■ **SOURCE RECORDS**:

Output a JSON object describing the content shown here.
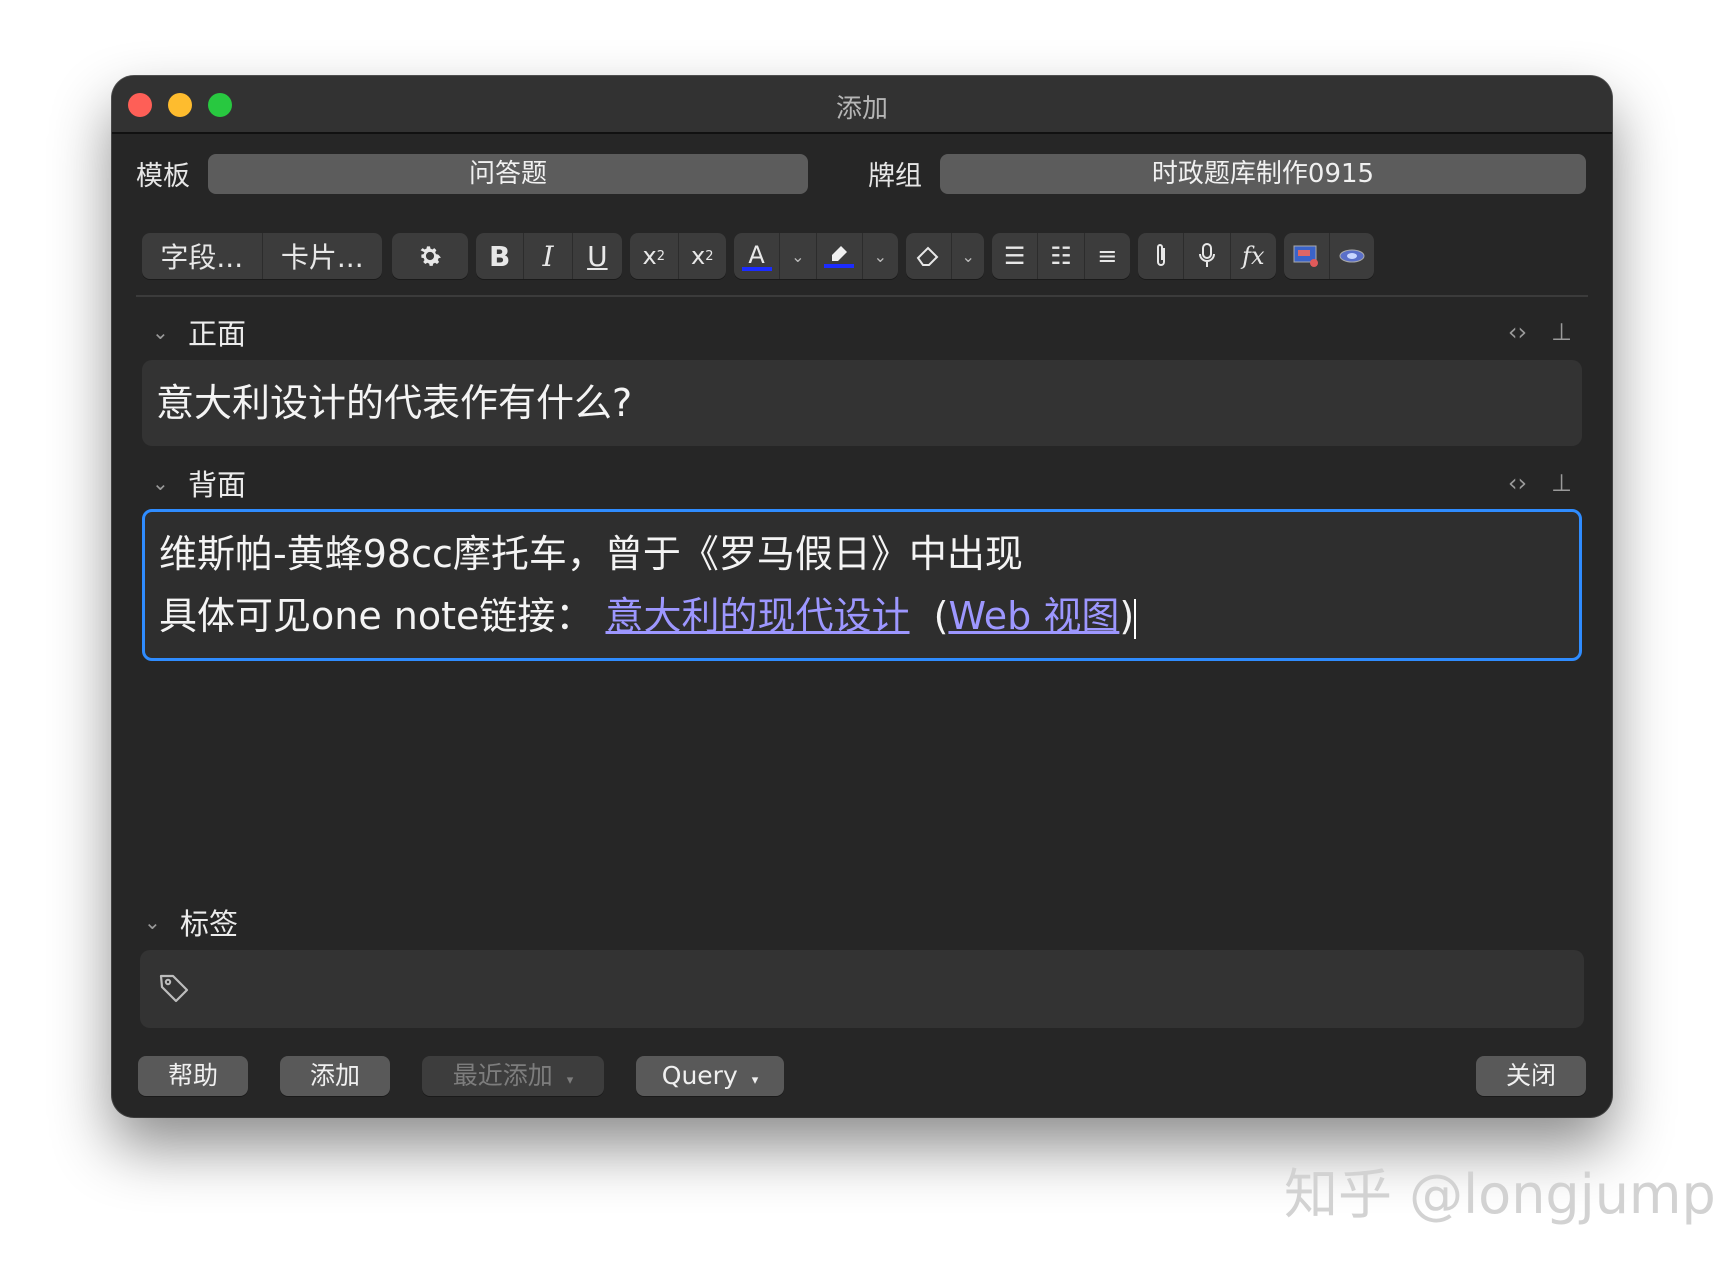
{
  "window": {
    "title": "添加"
  },
  "header": {
    "template_label": "模板",
    "template_value": "问答题",
    "deck_label": "牌组",
    "deck_value": "时政题库制作0915"
  },
  "toolbar": {
    "fields_label": "字段...",
    "cards_label": "卡片...",
    "bold": "B",
    "italic": "I",
    "underline": "U",
    "text_color_glyph": "A",
    "text_color": "#1c2cff",
    "highlight_color": "#1c2cff"
  },
  "fields": {
    "front": {
      "label": "正面",
      "content": "意大利设计的代表作有什么?"
    },
    "back": {
      "label": "背面",
      "line1": "维斯帕-黄蜂98cc摩托车，曾于《罗马假日》中出现",
      "line2_prefix": "具体可见one note链接：",
      "link1": "意大利的现代设计",
      "paren_open": "(",
      "link2": "Web 视图",
      "paren_close": ")"
    }
  },
  "tags": {
    "label": "标签"
  },
  "buttons": {
    "help": "帮助",
    "add": "添加",
    "recent": "最近添加",
    "query": "Query",
    "close": "关闭"
  },
  "watermark": "知乎 @longjump",
  "colors": {
    "accent": "#2f8cff",
    "link": "#9d97ff"
  }
}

■ **WRITTEN INSTRUCTION**: Your copy of the data should match it exactly, except that pictures are left out.

■ **EXERCISE RESULT**:
Output a JSON object describing the content shown here.
{
  "window": {
    "title": "添加"
  },
  "header": {
    "template_label": "模板",
    "template_value": "问答题",
    "deck_label": "牌组",
    "deck_value": "时政题库制作0915"
  },
  "toolbar": {
    "fields_label": "字段...",
    "cards_label": "卡片...",
    "bold": "B",
    "italic": "I",
    "underline": "U",
    "text_color_glyph": "A",
    "text_color": "#1c2cff",
    "highlight_color": "#1c2cff"
  },
  "fields": {
    "front": {
      "label": "正面",
      "content": "意大利设计的代表作有什么?"
    },
    "back": {
      "label": "背面",
      "line1": "维斯帕-黄蜂98cc摩托车，曾于《罗马假日》中出现",
      "line2_prefix": "具体可见one note链接：",
      "link1": "意大利的现代设计",
      "paren_open": "(",
      "link2": "Web 视图",
      "paren_close": ")"
    }
  },
  "tags": {
    "label": "标签"
  },
  "buttons": {
    "help": "帮助",
    "add": "添加",
    "recent": "最近添加",
    "query": "Query",
    "close": "关闭"
  },
  "watermark": "知乎 @longjump",
  "colors": {
    "accent": "#2f8cff",
    "link": "#9d97ff"
  }
}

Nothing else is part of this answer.